## Exercise data
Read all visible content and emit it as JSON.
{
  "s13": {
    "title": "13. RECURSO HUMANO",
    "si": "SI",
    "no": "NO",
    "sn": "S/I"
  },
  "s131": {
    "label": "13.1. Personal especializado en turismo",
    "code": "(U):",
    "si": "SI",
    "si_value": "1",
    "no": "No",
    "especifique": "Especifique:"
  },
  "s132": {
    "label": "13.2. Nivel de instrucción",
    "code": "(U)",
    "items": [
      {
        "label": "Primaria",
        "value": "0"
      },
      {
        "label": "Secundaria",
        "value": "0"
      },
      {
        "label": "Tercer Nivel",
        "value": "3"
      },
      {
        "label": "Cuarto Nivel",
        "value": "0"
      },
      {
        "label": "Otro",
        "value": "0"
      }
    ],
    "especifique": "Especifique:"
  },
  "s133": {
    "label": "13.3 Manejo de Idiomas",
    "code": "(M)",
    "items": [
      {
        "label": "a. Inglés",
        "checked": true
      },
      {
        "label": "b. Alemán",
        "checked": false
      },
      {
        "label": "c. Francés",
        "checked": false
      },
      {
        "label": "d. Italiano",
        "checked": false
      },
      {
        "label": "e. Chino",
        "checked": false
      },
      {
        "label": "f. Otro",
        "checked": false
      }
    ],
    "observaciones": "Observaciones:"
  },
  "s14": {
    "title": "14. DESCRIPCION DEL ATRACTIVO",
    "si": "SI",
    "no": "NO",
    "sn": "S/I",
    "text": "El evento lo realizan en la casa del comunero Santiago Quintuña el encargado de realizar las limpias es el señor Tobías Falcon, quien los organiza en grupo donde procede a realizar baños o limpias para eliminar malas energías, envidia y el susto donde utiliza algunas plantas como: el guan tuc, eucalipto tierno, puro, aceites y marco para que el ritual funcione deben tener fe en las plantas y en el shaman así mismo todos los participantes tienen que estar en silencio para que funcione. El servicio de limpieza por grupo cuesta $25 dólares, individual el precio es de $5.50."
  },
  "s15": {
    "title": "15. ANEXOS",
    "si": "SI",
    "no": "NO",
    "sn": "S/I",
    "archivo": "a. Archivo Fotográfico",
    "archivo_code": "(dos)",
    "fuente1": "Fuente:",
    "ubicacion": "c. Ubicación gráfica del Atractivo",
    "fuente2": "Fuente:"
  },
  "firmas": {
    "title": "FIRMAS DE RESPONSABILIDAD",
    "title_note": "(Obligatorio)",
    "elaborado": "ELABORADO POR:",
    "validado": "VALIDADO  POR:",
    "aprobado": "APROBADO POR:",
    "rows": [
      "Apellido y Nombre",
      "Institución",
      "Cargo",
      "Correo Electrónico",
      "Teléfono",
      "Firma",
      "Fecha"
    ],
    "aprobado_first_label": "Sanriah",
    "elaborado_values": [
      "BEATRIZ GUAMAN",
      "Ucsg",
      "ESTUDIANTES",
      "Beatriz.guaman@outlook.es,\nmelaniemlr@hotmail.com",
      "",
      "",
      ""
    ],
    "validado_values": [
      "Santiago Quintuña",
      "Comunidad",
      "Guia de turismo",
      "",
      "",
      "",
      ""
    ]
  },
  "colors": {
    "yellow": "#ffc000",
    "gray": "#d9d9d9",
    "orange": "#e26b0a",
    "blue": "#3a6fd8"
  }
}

## Work required
Write every line of the material above again, exactly.

## Written response
Read all visible content and emit it as JSON.
{
  "s13": {
    "title": "13. RECURSO HUMANO",
    "si": "SI",
    "no": "NO",
    "sn": "S/I"
  },
  "s131": {
    "label": "13.1. Personal especializado en turismo",
    "code": "(U):",
    "si": "SI",
    "si_value": "1",
    "no": "No",
    "especifique": "Especifique:"
  },
  "s132": {
    "label": "13.2. Nivel de instrucción",
    "code": "(U)",
    "items": [
      {
        "label": "Primaria",
        "value": "0"
      },
      {
        "label": "Secundaria",
        "value": "0"
      },
      {
        "label": "Tercer Nivel",
        "value": "3"
      },
      {
        "label": "Cuarto Nivel",
        "value": "0"
      },
      {
        "label": "Otro",
        "value": "0"
      }
    ],
    "especifique": "Especifique:"
  },
  "s133": {
    "label": "13.3 Manejo de Idiomas",
    "code": "(M)",
    "items": [
      {
        "label": "a. Inglés",
        "checked": true
      },
      {
        "label": "b. Alemán",
        "checked": false
      },
      {
        "label": "c. Francés",
        "checked": false
      },
      {
        "label": "d. Italiano",
        "checked": false
      },
      {
        "label": "e. Chino",
        "checked": false
      },
      {
        "label": "f. Otro",
        "checked": false
      }
    ],
    "observaciones": "Observaciones:"
  },
  "s14": {
    "title": "14. DESCRIPCION DEL ATRACTIVO",
    "si": "SI",
    "no": "NO",
    "sn": "S/I",
    "text": "El evento lo realizan en la casa del comunero Santiago Quintuña el encargado de realizar las limpias es el señor Tobías Falcon, quien los organiza en grupo donde procede a realizar baños o limpias para eliminar malas energías, envidia y el susto donde utiliza algunas plantas como: el guan tuc, eucalipto tierno, puro, aceites y marco para que el ritual funcione deben tener fe en las plantas y en el shaman así mismo todos los participantes tienen que estar en silencio para que funcione. El servicio de limpieza por grupo cuesta $25 dólares, individual el precio es de $5.50."
  },
  "s15": {
    "title": "15. ANEXOS",
    "si": "SI",
    "no": "NO",
    "sn": "S/I",
    "archivo": "a. Archivo Fotográfico",
    "archivo_code": "(dos)",
    "fuente1": "Fuente:",
    "ubicacion": "c. Ubicación gráfica del Atractivo",
    "fuente2": "Fuente:"
  },
  "firmas": {
    "title": "FIRMAS DE RESPONSABILIDAD",
    "title_note": "(Obligatorio)",
    "elaborado": "ELABORADO POR:",
    "validado": "VALIDADO  POR:",
    "aprobado": "APROBADO POR:",
    "rows": [
      "Apellido y Nombre",
      "Institución",
      "Cargo",
      "Correo Electrónico",
      "Teléfono",
      "Firma",
      "Fecha"
    ],
    "aprobado_first_label": "Sanriah",
    "elaborado_values": [
      "BEATRIZ GUAMAN",
      "Ucsg",
      "ESTUDIANTES",
      "Beatriz.guaman@outlook.es,\nmelaniemlr@hotmail.com",
      "",
      "",
      ""
    ],
    "validado_values": [
      "Santiago Quintuña",
      "Comunidad",
      "Guia de turismo",
      "",
      "",
      "",
      ""
    ]
  },
  "colors": {
    "yellow": "#ffc000",
    "gray": "#d9d9d9",
    "orange": "#e26b0a",
    "blue": "#3a6fd8"
  }
}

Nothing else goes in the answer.